What you should do |
Tell me how many lines hold "그래프에서", please, using only the number.

Records to process |
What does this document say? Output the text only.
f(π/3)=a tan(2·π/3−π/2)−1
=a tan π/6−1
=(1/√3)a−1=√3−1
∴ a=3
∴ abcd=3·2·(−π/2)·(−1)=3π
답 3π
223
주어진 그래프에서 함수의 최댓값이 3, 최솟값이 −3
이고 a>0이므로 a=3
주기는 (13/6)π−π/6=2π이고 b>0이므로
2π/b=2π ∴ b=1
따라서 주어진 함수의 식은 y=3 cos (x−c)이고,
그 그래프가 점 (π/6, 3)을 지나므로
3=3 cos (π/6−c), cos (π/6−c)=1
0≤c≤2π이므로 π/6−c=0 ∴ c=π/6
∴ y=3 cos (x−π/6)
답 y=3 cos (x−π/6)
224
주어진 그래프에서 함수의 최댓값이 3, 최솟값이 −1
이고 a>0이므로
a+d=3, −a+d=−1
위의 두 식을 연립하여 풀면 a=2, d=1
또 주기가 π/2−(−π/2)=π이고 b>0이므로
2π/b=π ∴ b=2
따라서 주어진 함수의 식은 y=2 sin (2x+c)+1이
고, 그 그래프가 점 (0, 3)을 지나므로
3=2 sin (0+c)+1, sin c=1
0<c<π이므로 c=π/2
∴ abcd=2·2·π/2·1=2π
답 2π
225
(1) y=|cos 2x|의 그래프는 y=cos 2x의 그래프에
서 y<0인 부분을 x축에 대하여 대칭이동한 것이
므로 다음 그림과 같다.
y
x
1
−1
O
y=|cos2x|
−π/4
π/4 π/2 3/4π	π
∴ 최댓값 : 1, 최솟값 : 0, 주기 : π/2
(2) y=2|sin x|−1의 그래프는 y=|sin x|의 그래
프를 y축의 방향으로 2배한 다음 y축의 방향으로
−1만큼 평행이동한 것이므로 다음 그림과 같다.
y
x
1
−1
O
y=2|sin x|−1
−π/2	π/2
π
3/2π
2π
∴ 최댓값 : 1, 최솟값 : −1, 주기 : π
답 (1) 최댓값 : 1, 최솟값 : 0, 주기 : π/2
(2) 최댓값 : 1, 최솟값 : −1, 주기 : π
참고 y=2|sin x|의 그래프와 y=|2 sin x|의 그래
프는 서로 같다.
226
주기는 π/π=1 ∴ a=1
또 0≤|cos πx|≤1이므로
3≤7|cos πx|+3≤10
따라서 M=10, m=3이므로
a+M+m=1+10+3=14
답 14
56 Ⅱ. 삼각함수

Task response |
2